> **Aim of the task**: Copy the data precisely, keeping every character.

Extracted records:
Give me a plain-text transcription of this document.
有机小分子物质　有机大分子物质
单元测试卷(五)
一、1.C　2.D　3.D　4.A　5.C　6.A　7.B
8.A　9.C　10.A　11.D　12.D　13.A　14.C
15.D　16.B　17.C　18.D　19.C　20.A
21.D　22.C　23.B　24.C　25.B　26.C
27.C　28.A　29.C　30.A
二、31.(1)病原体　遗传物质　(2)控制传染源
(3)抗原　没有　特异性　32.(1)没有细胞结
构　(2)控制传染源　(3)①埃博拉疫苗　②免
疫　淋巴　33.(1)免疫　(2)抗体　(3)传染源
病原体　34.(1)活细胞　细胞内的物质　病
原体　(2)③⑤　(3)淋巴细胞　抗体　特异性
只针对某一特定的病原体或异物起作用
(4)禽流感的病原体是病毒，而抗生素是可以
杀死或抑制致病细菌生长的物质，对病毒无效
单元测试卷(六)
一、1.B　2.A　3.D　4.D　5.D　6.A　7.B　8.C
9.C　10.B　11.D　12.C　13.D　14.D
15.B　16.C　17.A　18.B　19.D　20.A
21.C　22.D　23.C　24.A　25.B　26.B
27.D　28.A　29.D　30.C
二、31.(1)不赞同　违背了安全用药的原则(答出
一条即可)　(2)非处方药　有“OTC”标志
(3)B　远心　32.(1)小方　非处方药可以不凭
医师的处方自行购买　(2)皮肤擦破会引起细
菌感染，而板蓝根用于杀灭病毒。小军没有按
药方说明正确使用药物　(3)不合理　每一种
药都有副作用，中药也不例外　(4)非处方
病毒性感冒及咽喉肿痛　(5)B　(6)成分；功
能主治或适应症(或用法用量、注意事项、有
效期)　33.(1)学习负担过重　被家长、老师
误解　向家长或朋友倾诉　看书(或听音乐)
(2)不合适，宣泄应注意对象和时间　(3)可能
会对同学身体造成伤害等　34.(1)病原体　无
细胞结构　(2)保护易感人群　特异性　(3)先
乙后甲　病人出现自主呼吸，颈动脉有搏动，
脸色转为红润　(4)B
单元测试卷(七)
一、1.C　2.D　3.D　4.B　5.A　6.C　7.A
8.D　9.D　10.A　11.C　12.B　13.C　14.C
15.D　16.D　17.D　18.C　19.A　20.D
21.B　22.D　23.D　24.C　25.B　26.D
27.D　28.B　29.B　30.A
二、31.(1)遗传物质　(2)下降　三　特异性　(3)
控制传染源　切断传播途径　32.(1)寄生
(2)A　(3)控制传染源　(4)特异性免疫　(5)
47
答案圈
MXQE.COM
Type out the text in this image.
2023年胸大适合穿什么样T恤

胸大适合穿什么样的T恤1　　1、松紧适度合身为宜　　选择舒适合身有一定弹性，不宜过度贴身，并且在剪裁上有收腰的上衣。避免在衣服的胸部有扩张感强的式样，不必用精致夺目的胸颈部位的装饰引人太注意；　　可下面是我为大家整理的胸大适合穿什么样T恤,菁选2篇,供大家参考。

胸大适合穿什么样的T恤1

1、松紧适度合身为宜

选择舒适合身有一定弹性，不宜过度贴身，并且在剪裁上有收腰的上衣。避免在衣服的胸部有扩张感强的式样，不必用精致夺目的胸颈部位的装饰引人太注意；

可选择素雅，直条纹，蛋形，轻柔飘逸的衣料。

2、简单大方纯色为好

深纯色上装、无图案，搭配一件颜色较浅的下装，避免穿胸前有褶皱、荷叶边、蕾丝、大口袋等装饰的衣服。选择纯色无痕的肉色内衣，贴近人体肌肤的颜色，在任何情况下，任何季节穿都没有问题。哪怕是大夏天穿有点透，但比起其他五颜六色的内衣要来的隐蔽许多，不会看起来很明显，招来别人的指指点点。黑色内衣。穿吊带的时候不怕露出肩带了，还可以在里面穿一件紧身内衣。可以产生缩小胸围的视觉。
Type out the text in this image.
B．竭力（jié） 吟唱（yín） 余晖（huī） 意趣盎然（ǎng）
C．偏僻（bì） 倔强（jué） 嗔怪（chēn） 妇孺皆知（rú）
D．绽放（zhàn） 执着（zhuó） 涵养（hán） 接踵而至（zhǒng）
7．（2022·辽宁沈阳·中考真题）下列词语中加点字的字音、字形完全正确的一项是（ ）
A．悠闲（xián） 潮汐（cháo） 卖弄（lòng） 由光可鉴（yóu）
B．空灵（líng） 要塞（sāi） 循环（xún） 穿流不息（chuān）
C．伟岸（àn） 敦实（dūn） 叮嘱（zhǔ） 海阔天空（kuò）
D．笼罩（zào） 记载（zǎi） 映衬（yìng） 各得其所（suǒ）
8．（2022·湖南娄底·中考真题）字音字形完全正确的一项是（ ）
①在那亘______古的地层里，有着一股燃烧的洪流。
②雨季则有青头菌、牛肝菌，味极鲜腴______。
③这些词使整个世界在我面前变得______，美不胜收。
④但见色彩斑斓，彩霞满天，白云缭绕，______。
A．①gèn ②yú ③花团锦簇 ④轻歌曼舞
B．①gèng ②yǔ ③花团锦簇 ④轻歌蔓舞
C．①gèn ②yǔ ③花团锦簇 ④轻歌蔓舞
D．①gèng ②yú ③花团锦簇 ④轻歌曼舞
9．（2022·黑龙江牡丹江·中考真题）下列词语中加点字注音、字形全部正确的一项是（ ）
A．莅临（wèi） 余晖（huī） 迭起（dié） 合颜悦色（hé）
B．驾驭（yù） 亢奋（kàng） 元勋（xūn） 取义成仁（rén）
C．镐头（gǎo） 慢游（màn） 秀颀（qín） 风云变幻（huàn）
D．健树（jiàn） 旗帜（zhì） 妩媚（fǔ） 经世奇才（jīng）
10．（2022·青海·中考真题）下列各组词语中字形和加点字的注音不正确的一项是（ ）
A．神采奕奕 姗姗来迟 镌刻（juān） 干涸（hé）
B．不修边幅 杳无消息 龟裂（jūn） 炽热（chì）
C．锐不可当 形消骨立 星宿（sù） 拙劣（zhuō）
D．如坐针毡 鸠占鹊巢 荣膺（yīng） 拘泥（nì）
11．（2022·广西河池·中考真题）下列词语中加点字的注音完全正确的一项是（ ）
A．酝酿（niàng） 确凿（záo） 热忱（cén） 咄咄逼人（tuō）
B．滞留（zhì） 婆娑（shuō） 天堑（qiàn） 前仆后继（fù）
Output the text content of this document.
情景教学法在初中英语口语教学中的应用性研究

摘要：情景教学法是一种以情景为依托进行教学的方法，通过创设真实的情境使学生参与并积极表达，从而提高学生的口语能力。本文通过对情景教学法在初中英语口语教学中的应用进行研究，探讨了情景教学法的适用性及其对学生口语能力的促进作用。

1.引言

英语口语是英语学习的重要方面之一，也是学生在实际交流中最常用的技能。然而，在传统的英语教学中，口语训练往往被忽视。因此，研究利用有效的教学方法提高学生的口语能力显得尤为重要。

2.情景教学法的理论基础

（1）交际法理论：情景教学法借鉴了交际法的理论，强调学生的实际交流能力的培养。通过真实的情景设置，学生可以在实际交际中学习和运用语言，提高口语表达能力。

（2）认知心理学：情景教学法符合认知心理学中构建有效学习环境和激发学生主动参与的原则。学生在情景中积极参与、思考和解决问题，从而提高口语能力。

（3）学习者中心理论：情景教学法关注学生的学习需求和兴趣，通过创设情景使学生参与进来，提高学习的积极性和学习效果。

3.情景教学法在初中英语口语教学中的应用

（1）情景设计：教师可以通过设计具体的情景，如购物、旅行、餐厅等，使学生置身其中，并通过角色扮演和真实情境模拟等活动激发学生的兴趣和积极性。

> **Correct output**:
Give me a plain-text transcription of this document.
有机小分子物质　有机大分子物质
单元测试卷(五)
一、1.C　2.D　3.D　4.A　5.C　6.A　7.B
8.A　9.C　10.A　11.D　12.D　13.A　14.C
15.D　16.B　17.C　18.D　19.C　20.A
21.D　22.C　23.B　24.C　25.B　26.C
27.C　28.A　29.C　30.A
二、31.(1)病原体　遗传物质　(2)控制传染源
(3)抗原　没有　特异性　32.(1)没有细胞结
构　(2)控制传染源　(3)①埃博拉疫苗　②免
疫　淋巴　33.(1)免疫　(2)抗体　(3)传染源
病原体　34.(1)活细胞　细胞内的物质　病
原体　(2)③⑤　(3)淋巴细胞　抗体　特异性
只针对某一特定的病原体或异物起作用
(4)禽流感的病原体是病毒，而抗生素是可以
杀死或抑制致病细菌生长的物质，对病毒无效
单元测试卷(六)
一、1.B　2.A　3.D　4.D　5.D　6.A　7.B　8.C
9.C　10.B　11.D　12.C　13.D　14.D
15.B　16.C　17.A　18.B　19.D　20.A
21.C　22.D　23.C　24.A　25.B　26.B
27.D　28.A　29.D　30.C
二、31.(1)不赞同　违背了安全用药的原则(答出
一条即可)　(2)非处方药　有“OTC”标志
(3)B　远心　32.(1)小方　非处方药可以不凭
医师的处方自行购买　(2)皮肤擦破会引起细
菌感染，而板蓝根用于杀灭病毒。小军没有按
药方说明正确使用药物　(3)不合理　每一种
药都有副作用，中药也不例外　(4)非处方
病毒性感冒及咽喉肿痛　(5)B　(6)成分；功
能主治或适应症(或用法用量、注意事项、有
效期)　33.(1)学习负担过重　被家长、老师
误解　向家长或朋友倾诉　看书(或听音乐)
(2)不合适，宣泄应注意对象和时间　(3)可能
会对同学身体造成伤害等　34.(1)病原体　无
细胞结构　(2)保护易感人群　特异性　(3)先
乙后甲　病人出现自主呼吸，颈动脉有搏动，
脸色转为红润　(4)B
单元测试卷(七)
一、1.C　2.D　3.D　4.B　5.A　6.C　7.A
8.D　9.D　10.A　11.C　12.B　13.C　14.C
15.D　16.D　17.D　18.C　19.A　20.D
21.B　22.D　23.D　24.C　25.B　26.D
27.D　28.B　29.B　30.A
二、31.(1)遗传物质　(2)下降　三　特异性　(3)
控制传染源　切断传播途径　32.(1)寄生
(2)A　(3)控制传染源　(4)特异性免疫　(5)
47
答案圈
MXQE.COM
Type out the text in this image.
2023年胸大适合穿什么样T恤

胸大适合穿什么样的T恤1　　1、松紧适度合身为宜　　选择舒适合身有一定弹性，不宜过度贴身，并且在剪裁上有收腰的上衣。避免在衣服的胸部有扩张感强的式样，不必用精致夺目的胸颈部位的装饰引人太注意；　　可下面是我为大家整理的胸大适合穿什么样T恤,菁选2篇,供大家参考。

胸大适合穿什么样的T恤1

1、松紧适度合身为宜

选择舒适合身有一定弹性，不宜过度贴身，并且在剪裁上有收腰的上衣。避免在衣服的胸部有扩张感强的式样，不必用精致夺目的胸颈部位的装饰引人太注意；

可选择素雅，直条纹，蛋形，轻柔飘逸的衣料。

2、简单大方纯色为好

深纯色上装、无图案，搭配一件颜色较浅的下装，避免穿胸前有褶皱、荷叶边、蕾丝、大口袋等装饰的衣服。选择纯色无痕的肉色内衣，贴近人体肌肤的颜色，在任何情况下，任何季节穿都没有问题。哪怕是大夏天穿有点透，但比起其他五颜六色的内衣要来的隐蔽许多，不会看起来很明显，招来别人的指指点点。黑色内衣。穿吊带的时候不怕露出肩带了，还可以在里面穿一件紧身内衣。可以产生缩小胸围的视觉。
Type out the text in this image.
B．竭力（jié） 吟唱（yín） 余晖（huī） 意趣盎然（ǎng）
C．偏僻（bì） 倔强（jué） 嗔怪（chēn） 妇孺皆知（rú）
D．绽放（zhàn） 执着（zhuó） 涵养（hán） 接踵而至（zhǒng）
7．（2022·辽宁沈阳·中考真题）下列词语中加点字的字音、字形完全正确的一项是（ ）
A．悠闲（xián） 潮汐（cháo） 卖弄（lòng） 由光可鉴（yóu）
B．空灵（líng） 要塞（sāi） 循环（xún） 穿流不息（chuān）
C．伟岸（àn） 敦实（dūn） 叮嘱（zhǔ） 海阔天空（kuò）
D．笼罩（zào） 记载（zǎi） 映衬（yìng） 各得其所（suǒ）
8．（2022·湖南娄底·中考真题）字音字形完全正确的一项是（ ）
①在那亘______古的地层里，有着一股燃烧的洪流。
②雨季则有青头菌、牛肝菌，味极鲜腴______。
③这些词使整个世界在我面前变得______，美不胜收。
④但见色彩斑斓，彩霞满天，白云缭绕，______。
A．①gèn ②yú ③花团锦簇 ④轻歌曼舞
B．①gèng ②yǔ ③花团锦簇 ④轻歌蔓舞
C．①gèn ②yǔ ③花团锦簇 ④轻歌蔓舞
D．①gèng ②yú ③花团锦簇 ④轻歌曼舞
9．（2022·黑龙江牡丹江·中考真题）下列词语中加点字注音、字形全部正确的一项是（ ）
A．莅临（wèi） 余晖（huī） 迭起（dié） 合颜悦色（hé）
B．驾驭（yù） 亢奋（kàng） 元勋（xūn） 取义成仁（rén）
C．镐头（gǎo） 慢游（màn） 秀颀（qín） 风云变幻（huàn）
D．健树（jiàn） 旗帜（zhì） 妩媚（fǔ） 经世奇才（jīng）
10．（2022·青海·中考真题）下列各组词语中字形和加点字的注音不正确的一项是（ ）
A．神采奕奕 姗姗来迟 镌刻（juān） 干涸（hé）
B．不修边幅 杳无消息 龟裂（jūn） 炽热（chì）
C．锐不可当 形消骨立 星宿（sù） 拙劣（zhuō）
D．如坐针毡 鸠占鹊巢 荣膺（yīng） 拘泥（nì）
11．（2022·广西河池·中考真题）下列词语中加点字的注音完全正确的一项是（ ）
A．酝酿（niàng） 确凿（záo） 热忱（cén） 咄咄逼人（tuō）
B．滞留（zhì） 婆娑（shuō） 天堑（qiàn） 前仆后继（fù）
Output the text content of this document.
情景教学法在初中英语口语教学中的应用性研究

摘要：情景教学法是一种以情景为依托进行教学的方法，通过创设真实的情境使学生参与并积极表达，从而提高学生的口语能力。本文通过对情景教学法在初中英语口语教学中的应用进行研究，探讨了情景教学法的适用性及其对学生口语能力的促进作用。

1.引言

英语口语是英语学习的重要方面之一，也是学生在实际交流中最常用的技能。然而，在传统的英语教学中，口语训练往往被忽视。因此，研究利用有效的教学方法提高学生的口语能力显得尤为重要。

2.情景教学法的理论基础

（1）交际法理论：情景教学法借鉴了交际法的理论，强调学生的实际交流能力的培养。通过真实的情景设置，学生可以在实际交际中学习和运用语言，提高口语表达能力。

（2）认知心理学：情景教学法符合认知心理学中构建有效学习环境和激发学生主动参与的原则。学生在情景中积极参与、思考和解决问题，从而提高口语能力。

（3）学习者中心理论：情景教学法关注学生的学习需求和兴趣，通过创设情景使学生参与进来，提高学习的积极性和学习效果。

3.情景教学法在初中英语口语教学中的应用

（1）情景设计：教师可以通过设计具体的情景，如购物、旅行、餐厅等，使学生置身其中，并通过角色扮演和真实情境模拟等活动激发学生的兴趣和积极性。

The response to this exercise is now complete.